> [EXERCISE REQUIREMENTS] Repeat the data below exactly, dropping any pictures it holds.

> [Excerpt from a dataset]
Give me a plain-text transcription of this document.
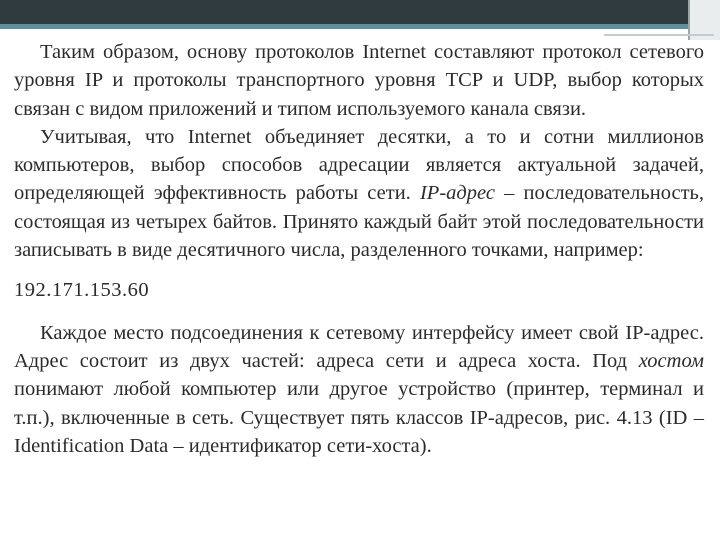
Таким образом, основу протоколов Internet составляют протокол сетевого уровня IP и протоколы транспортного уровня TCP и UDP, выбор которых связан с видом приложений и типом используемого канала связи.

Учитывая, что Internet объединяет десятки, а то и сотни миллионов компьютеров, выбор способов адресации является актуальной задачей, определяющей эффективность работы сети. IP-адрес – последовательность, состоящая из четырех байтов. Принято каждый байт этой последовательности записывать в виде десятичного числа, разделенного точками, например:

192.171.153.60

Каждое место подсоединения к сетевому интерфейсу имеет свой IP-адрес. Адрес состоит из двух частей: адреса сети и адреса хоста. Под хостом понимают любой компьютер или другое устройство (принтер, терминал и т.п.), включенные в сеть. Существует пять классов IP-адресов, рис. 4.13 (ID – Identification Data – идентификатор сети-хоста).
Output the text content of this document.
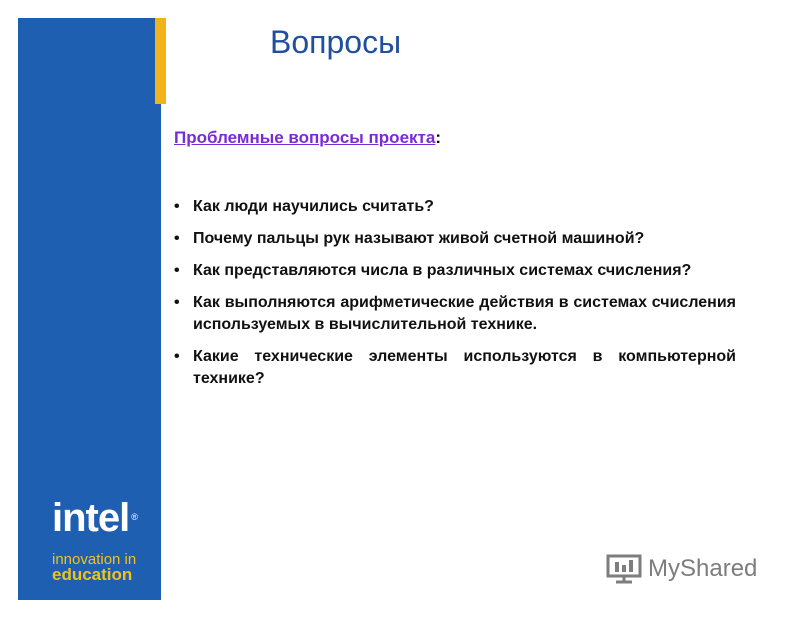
intel ®
innovation in
education
Вопросы
Проблемные вопросы проекта:
• Как люди научились считать?
• Почему пальцы рук называют живой счетной машиной?
• Как представляются числа в различных системах счисления?
• Как выполняются арифметические действия в системах счисления используемых в вычислительной технике.
• Какие технические элементы используются в компьютерной технике?
MyShared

> [EXERCISE OUTPUT]
Give me a plain-text transcription of this document.
Таким образом, основу протоколов Internet составляют протокол сетевого уровня IP и протоколы транспортного уровня TCP и UDP, выбор которых связан с видом приложений и типом используемого канала связи.

Учитывая, что Internet объединяет десятки, а то и сотни миллионов компьютеров, выбор способов адресации является актуальной задачей, определяющей эффективность работы сети. IP-адрес – последовательность, состоящая из четырех байтов. Принято каждый байт этой последовательности записывать в виде десятичного числа, разделенного точками, например:

192.171.153.60

Каждое место подсоединения к сетевому интерфейсу имеет свой IP-адрес. Адрес состоит из двух частей: адреса сети и адреса хоста. Под хостом понимают любой компьютер или другое устройство (принтер, терминал и т.п.), включенные в сеть. Существует пять классов IP-адресов, рис. 4.13 (ID – Identification Data – идентификатор сети-хоста).
Output the text content of this document.
intel ®
innovation in
education
Вопросы
Проблемные вопросы проекта:
• Как люди научились считать?
• Почему пальцы рук называют живой счетной машиной?
• Как представляются числа в различных системах счисления?
• Как выполняются арифметические действия в системах счисления используемых в вычислительной технике.
• Какие технические элементы используются в компьютерной технике?
MyShared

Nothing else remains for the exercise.